* [Task details]:
Determine the count of lines holding the string "name". Return only the number.
── Listed entries ──
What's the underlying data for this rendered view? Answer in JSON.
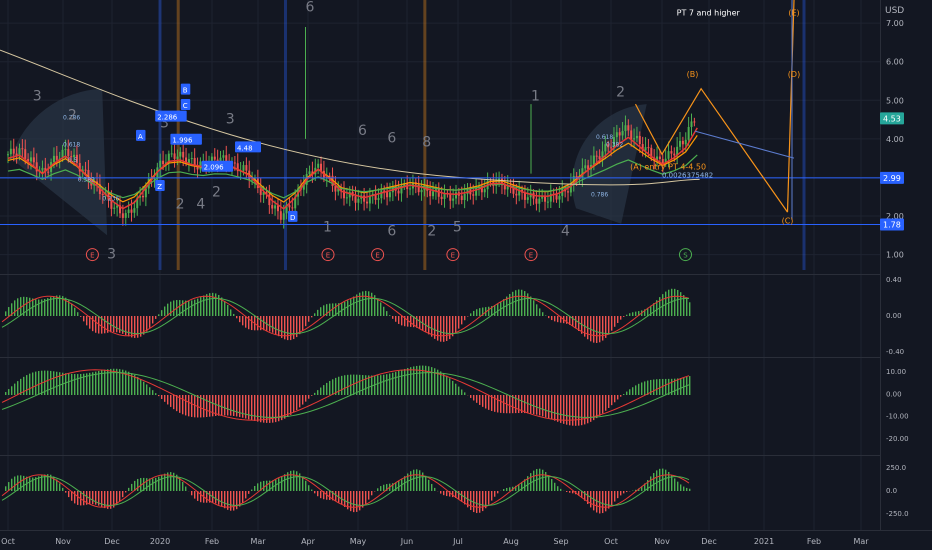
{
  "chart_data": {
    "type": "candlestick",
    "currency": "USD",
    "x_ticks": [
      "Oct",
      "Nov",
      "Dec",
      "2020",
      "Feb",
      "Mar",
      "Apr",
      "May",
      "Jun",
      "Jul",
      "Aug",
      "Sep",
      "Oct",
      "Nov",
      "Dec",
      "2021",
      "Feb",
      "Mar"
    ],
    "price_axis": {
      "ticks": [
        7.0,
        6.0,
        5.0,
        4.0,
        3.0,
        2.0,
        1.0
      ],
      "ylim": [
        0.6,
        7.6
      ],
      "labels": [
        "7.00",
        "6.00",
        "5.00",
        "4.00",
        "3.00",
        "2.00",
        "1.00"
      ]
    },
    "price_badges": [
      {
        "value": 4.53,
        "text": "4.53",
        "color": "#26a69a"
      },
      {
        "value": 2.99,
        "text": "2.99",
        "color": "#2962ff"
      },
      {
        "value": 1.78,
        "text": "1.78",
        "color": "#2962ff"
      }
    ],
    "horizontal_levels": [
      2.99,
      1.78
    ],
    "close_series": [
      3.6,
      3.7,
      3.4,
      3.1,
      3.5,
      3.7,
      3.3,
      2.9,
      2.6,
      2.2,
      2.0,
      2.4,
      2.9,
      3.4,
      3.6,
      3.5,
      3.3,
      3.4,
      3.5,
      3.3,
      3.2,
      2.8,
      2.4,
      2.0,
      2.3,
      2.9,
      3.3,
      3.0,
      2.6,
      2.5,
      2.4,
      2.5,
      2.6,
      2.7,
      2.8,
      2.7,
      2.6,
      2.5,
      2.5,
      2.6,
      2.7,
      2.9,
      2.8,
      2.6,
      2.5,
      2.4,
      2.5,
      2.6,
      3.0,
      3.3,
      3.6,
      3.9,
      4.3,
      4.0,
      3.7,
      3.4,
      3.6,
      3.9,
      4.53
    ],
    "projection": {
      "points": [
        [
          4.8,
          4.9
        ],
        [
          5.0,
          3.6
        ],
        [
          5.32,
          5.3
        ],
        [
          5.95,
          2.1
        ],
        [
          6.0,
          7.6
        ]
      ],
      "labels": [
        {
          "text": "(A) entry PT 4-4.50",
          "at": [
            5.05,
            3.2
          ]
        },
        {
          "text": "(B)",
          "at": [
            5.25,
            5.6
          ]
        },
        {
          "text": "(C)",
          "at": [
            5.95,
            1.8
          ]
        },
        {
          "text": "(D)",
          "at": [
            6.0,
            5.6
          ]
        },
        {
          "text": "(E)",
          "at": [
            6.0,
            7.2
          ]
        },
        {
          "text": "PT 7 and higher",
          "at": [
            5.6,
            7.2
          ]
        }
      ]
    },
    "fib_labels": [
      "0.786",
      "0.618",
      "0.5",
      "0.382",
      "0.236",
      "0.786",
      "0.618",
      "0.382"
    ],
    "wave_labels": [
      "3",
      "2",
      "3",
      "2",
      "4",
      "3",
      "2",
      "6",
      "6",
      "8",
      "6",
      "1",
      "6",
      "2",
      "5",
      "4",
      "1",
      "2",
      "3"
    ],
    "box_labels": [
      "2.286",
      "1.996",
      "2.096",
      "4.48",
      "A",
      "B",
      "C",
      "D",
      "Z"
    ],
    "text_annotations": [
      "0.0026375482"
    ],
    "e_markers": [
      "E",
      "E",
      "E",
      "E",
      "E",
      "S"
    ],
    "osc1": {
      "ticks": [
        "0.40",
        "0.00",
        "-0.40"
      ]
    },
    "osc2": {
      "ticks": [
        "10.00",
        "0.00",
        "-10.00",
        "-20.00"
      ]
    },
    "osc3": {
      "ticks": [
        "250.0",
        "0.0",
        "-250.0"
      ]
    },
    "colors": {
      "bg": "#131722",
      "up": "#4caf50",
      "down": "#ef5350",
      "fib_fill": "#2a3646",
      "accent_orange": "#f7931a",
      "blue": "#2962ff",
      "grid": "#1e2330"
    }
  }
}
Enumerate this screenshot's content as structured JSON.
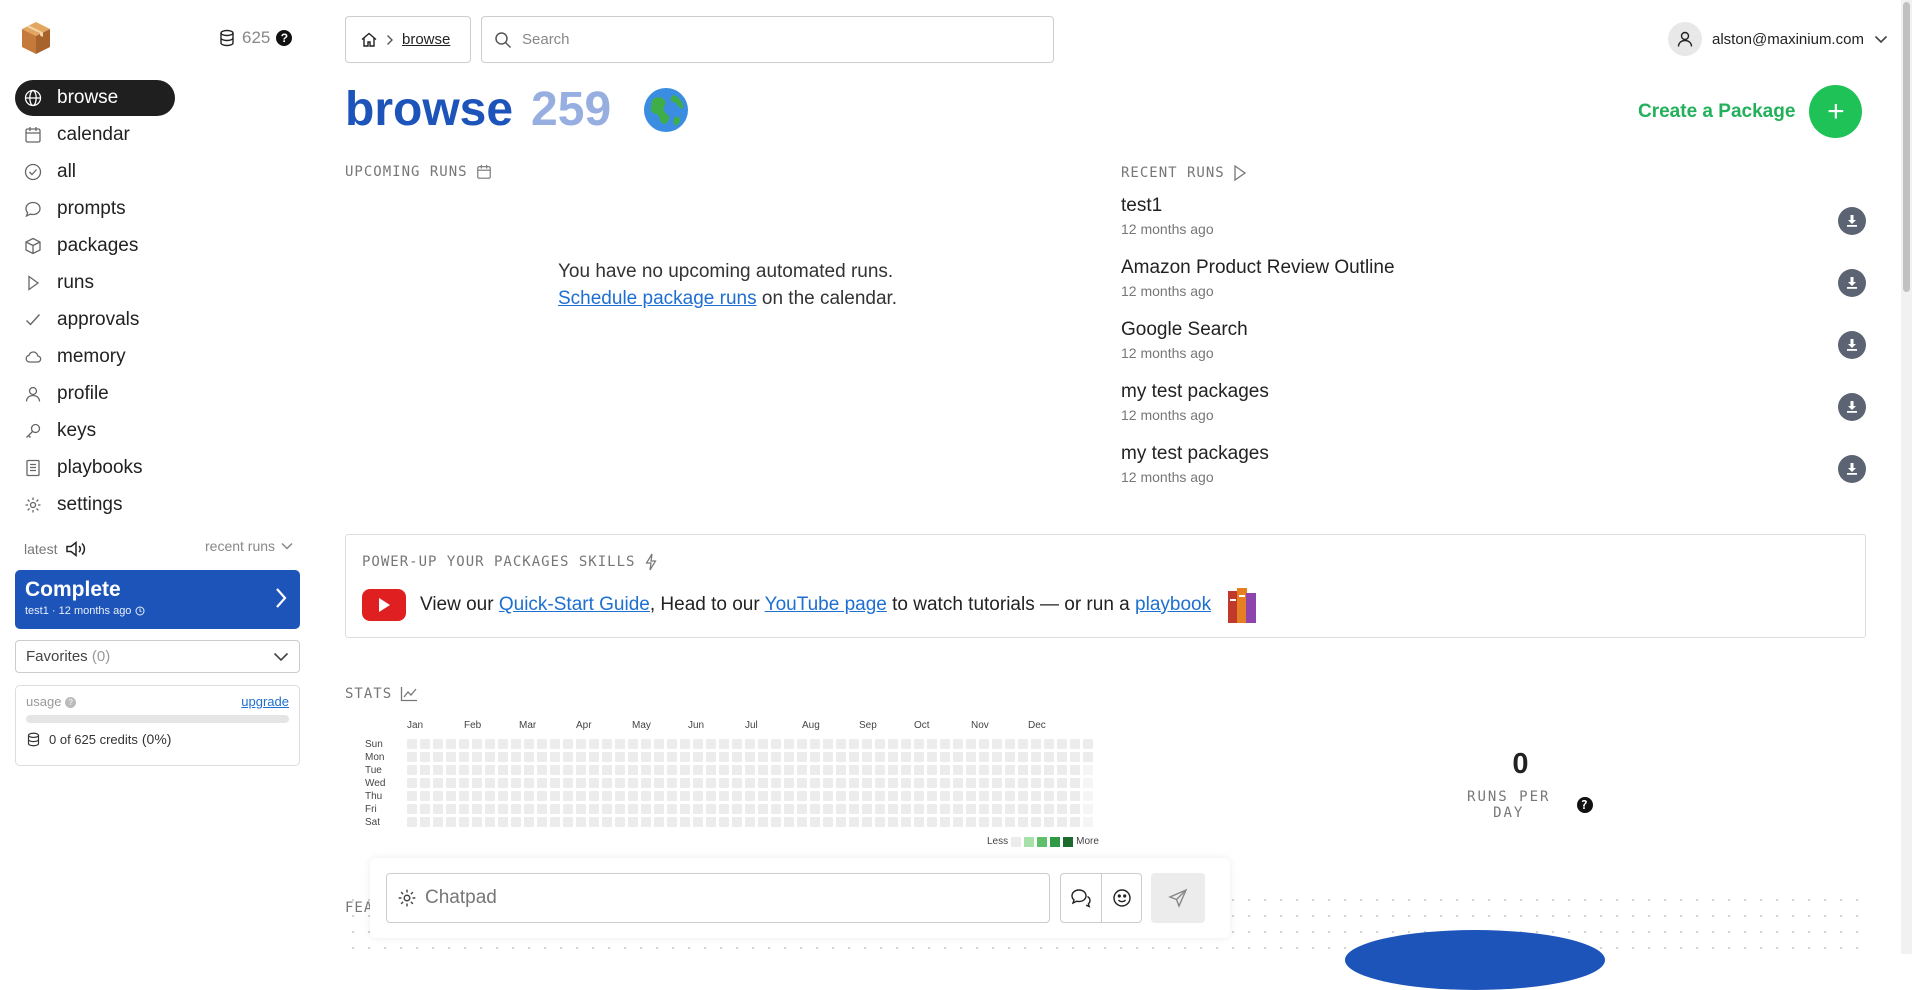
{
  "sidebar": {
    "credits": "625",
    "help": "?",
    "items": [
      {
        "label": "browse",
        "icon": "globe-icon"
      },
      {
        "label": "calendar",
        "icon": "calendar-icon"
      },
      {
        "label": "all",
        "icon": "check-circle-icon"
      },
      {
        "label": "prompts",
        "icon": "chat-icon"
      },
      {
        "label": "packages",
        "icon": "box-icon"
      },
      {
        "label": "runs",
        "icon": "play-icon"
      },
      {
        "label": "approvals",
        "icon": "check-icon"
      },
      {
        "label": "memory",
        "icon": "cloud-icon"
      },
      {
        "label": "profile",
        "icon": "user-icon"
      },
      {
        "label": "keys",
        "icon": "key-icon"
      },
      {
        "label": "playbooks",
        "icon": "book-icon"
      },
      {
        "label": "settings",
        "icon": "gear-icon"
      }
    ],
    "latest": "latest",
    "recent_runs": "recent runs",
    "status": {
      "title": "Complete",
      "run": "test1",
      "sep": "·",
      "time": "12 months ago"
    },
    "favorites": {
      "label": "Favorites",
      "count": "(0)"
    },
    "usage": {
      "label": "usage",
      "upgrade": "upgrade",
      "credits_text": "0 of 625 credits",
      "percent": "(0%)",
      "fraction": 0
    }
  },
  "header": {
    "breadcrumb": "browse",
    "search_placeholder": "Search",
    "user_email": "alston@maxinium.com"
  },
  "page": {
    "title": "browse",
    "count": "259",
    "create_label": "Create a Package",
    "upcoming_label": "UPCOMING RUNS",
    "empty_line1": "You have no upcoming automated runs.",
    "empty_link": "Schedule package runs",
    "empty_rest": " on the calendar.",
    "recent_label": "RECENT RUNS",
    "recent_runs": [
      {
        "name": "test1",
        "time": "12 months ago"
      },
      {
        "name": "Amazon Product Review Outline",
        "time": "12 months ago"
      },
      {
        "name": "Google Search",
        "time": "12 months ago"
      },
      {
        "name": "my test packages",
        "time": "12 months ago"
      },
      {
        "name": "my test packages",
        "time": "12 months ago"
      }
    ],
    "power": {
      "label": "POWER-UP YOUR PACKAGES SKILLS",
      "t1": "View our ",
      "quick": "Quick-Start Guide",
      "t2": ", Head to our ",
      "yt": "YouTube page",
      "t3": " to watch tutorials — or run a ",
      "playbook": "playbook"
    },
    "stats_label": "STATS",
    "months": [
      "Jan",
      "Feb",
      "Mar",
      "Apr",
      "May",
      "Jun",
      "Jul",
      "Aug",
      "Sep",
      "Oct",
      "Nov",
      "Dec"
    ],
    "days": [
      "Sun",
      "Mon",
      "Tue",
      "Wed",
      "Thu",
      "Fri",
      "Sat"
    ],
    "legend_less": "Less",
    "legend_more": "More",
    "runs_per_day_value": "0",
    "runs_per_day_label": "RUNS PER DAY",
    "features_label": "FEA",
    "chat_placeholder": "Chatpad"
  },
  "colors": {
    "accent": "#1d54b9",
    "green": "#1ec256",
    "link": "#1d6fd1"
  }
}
───
── Listed entries ──
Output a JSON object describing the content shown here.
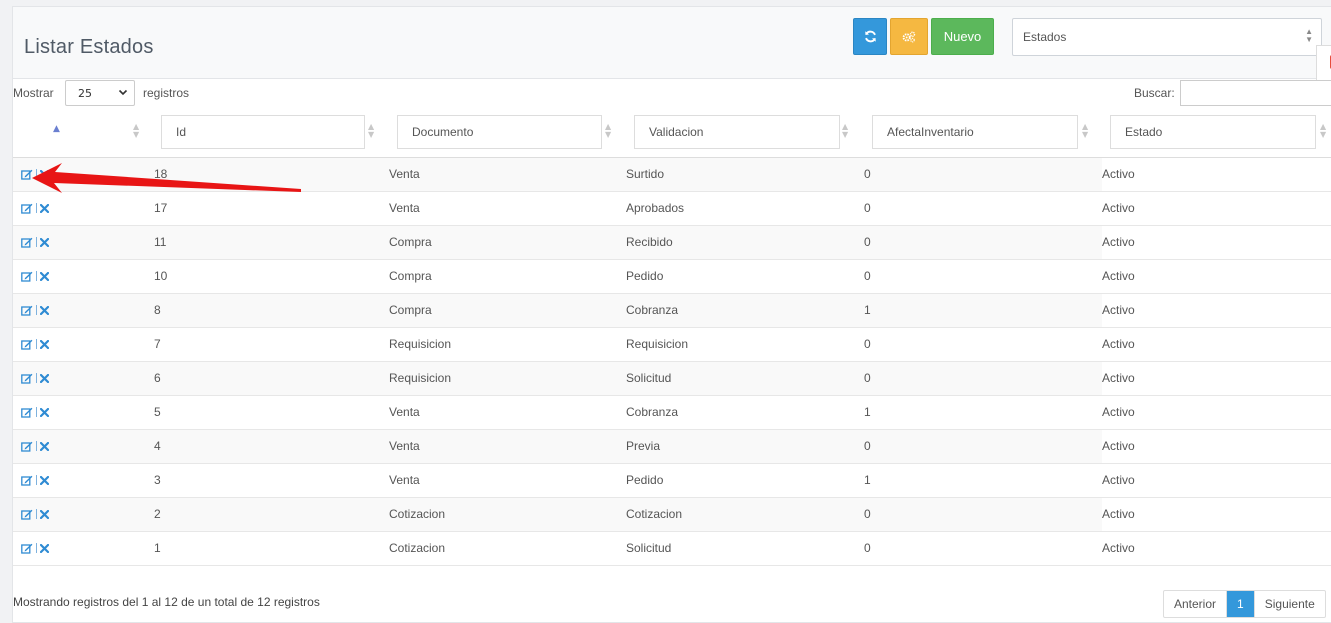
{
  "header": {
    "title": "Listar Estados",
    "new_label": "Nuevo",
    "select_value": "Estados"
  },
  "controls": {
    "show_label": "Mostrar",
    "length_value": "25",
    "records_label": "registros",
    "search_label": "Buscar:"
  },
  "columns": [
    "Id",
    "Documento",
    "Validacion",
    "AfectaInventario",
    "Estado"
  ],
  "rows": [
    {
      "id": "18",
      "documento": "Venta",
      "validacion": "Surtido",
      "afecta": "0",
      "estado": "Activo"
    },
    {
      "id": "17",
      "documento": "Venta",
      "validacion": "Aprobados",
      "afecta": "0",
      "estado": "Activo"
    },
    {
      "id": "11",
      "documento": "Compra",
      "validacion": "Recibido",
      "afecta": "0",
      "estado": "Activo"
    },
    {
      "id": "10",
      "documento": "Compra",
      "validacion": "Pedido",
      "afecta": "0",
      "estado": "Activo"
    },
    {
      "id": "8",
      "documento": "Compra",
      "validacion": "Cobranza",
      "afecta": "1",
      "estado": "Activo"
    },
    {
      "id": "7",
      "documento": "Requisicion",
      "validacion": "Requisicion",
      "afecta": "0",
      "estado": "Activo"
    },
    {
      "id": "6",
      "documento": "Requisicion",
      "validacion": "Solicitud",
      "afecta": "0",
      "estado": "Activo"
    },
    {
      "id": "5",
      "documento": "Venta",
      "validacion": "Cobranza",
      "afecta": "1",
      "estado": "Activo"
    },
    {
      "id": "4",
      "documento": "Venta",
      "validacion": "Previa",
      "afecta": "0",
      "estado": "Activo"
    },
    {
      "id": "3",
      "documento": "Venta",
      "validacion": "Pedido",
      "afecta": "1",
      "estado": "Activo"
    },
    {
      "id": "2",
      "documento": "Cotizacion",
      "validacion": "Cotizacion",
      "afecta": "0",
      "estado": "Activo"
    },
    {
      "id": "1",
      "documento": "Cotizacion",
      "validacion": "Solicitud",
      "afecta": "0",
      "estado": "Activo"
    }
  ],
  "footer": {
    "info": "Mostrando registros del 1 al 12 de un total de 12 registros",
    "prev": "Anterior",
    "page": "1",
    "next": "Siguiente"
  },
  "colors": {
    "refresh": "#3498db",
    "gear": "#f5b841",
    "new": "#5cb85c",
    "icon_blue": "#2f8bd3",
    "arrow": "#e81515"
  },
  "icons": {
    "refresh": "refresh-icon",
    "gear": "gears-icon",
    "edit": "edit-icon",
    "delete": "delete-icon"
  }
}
───
* [The result]:
5